Collected data
>> begin
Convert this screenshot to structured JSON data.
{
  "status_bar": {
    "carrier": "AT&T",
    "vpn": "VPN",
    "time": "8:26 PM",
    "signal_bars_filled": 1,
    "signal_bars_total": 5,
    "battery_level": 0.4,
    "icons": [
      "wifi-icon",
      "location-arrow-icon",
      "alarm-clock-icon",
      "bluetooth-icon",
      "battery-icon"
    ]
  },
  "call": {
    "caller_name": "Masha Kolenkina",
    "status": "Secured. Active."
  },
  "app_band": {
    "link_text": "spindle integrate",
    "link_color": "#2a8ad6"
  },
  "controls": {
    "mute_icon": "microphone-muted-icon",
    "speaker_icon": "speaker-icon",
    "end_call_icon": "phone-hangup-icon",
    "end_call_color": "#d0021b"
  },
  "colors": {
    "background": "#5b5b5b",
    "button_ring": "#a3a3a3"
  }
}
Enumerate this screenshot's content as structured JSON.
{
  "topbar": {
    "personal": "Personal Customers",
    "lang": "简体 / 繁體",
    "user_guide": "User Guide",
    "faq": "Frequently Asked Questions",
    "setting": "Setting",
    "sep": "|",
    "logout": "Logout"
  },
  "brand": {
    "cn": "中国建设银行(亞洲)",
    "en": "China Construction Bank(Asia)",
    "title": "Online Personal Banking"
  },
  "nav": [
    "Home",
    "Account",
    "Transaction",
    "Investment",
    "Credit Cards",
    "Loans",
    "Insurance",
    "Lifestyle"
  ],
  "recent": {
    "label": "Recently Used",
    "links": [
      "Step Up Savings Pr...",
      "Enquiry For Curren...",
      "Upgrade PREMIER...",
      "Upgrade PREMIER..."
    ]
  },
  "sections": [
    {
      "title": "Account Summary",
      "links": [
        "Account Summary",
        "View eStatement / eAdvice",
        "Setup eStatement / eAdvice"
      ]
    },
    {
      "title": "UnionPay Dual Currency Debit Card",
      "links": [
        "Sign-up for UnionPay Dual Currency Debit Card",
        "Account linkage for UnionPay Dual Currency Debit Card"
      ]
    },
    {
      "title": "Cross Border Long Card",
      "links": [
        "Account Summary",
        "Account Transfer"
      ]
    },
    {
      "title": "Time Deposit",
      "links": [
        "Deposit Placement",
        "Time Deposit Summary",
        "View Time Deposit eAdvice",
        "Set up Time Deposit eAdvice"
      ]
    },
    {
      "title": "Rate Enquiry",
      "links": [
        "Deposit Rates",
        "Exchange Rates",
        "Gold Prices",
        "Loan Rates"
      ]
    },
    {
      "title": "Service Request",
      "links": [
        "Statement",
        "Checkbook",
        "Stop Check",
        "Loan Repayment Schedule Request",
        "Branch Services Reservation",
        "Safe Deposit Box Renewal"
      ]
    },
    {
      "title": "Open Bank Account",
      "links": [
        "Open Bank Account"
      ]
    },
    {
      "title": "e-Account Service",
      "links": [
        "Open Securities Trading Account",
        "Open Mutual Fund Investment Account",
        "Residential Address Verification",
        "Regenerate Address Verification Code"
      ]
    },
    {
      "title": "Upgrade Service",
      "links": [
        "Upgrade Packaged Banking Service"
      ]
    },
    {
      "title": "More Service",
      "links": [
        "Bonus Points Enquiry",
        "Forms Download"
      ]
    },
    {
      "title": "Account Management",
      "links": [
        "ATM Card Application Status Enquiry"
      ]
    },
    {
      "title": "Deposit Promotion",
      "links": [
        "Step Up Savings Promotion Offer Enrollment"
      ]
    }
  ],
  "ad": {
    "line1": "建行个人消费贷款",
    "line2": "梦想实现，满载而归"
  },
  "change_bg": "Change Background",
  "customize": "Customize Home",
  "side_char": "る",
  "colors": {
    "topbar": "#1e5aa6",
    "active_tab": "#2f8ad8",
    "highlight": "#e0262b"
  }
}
>> end
§ PROBLEM DETAILS
Find every line in the records above that holds the word "Investment", and copy each one.

§ RESULT BELOW
    "Investment",
        "Open Mutual Fund Investment Account",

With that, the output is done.